> _Dataset extract_:
— Start —
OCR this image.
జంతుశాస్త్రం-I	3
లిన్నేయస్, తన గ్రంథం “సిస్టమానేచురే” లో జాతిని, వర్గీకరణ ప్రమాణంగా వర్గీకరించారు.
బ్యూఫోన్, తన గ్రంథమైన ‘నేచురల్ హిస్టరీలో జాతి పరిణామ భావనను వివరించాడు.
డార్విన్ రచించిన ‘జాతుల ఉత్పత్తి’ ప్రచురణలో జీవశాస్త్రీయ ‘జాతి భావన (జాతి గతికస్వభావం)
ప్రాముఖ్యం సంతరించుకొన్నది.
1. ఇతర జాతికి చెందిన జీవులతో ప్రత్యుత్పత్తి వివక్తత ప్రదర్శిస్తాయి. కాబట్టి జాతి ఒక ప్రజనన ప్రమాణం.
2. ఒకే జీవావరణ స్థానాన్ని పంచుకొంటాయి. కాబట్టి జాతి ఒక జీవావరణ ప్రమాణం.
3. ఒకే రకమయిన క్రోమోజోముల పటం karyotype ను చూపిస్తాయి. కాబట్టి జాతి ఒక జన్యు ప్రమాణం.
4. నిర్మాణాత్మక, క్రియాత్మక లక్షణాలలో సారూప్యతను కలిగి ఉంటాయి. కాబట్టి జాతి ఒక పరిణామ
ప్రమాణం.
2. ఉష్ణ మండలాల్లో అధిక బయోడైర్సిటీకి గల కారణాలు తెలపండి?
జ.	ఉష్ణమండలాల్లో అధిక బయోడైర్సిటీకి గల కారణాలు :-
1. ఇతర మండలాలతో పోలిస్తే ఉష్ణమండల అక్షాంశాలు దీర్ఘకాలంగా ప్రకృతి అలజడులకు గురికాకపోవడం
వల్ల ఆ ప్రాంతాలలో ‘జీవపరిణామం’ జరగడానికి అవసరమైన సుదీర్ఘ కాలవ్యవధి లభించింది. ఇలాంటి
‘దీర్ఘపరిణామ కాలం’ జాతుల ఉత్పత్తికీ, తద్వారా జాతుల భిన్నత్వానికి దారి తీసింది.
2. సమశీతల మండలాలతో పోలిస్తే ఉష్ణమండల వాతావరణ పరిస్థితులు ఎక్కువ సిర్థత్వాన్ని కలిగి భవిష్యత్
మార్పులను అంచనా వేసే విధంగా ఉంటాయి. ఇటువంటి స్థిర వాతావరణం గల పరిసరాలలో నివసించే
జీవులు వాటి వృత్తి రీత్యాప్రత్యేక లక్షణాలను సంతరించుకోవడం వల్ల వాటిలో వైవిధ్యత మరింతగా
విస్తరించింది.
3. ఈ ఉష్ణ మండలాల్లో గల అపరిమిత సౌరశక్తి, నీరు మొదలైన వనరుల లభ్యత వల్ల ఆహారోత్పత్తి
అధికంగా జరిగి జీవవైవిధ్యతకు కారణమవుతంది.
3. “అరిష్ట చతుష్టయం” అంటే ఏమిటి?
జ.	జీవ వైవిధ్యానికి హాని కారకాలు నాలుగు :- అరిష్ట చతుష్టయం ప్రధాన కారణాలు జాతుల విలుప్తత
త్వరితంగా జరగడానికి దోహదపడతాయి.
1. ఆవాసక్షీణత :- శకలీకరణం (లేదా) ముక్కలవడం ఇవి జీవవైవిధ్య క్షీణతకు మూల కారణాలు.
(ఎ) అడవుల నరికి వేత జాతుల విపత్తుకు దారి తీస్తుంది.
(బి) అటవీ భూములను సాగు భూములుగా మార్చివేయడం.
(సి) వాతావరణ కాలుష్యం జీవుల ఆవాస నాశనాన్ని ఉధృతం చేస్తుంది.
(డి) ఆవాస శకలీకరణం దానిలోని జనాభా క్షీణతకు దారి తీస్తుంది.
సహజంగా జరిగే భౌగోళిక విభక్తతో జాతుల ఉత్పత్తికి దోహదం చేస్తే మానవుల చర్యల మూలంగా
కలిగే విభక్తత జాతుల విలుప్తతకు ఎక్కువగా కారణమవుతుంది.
— End —
> _Stated task_:
Scan the material above for the string "జరగడ" and return the lines that hold it.

> _Solved problem_:
వల్ల ఆ ప్రాంతాలలో ‘జీవపరిణామం’ జరగడానికి అవసరమైన సుదీర్ఘ కాలవ్యవధి లభించింది. ఇలాంటి
త్వరితంగా జరగడానికి దోహదపడతాయి.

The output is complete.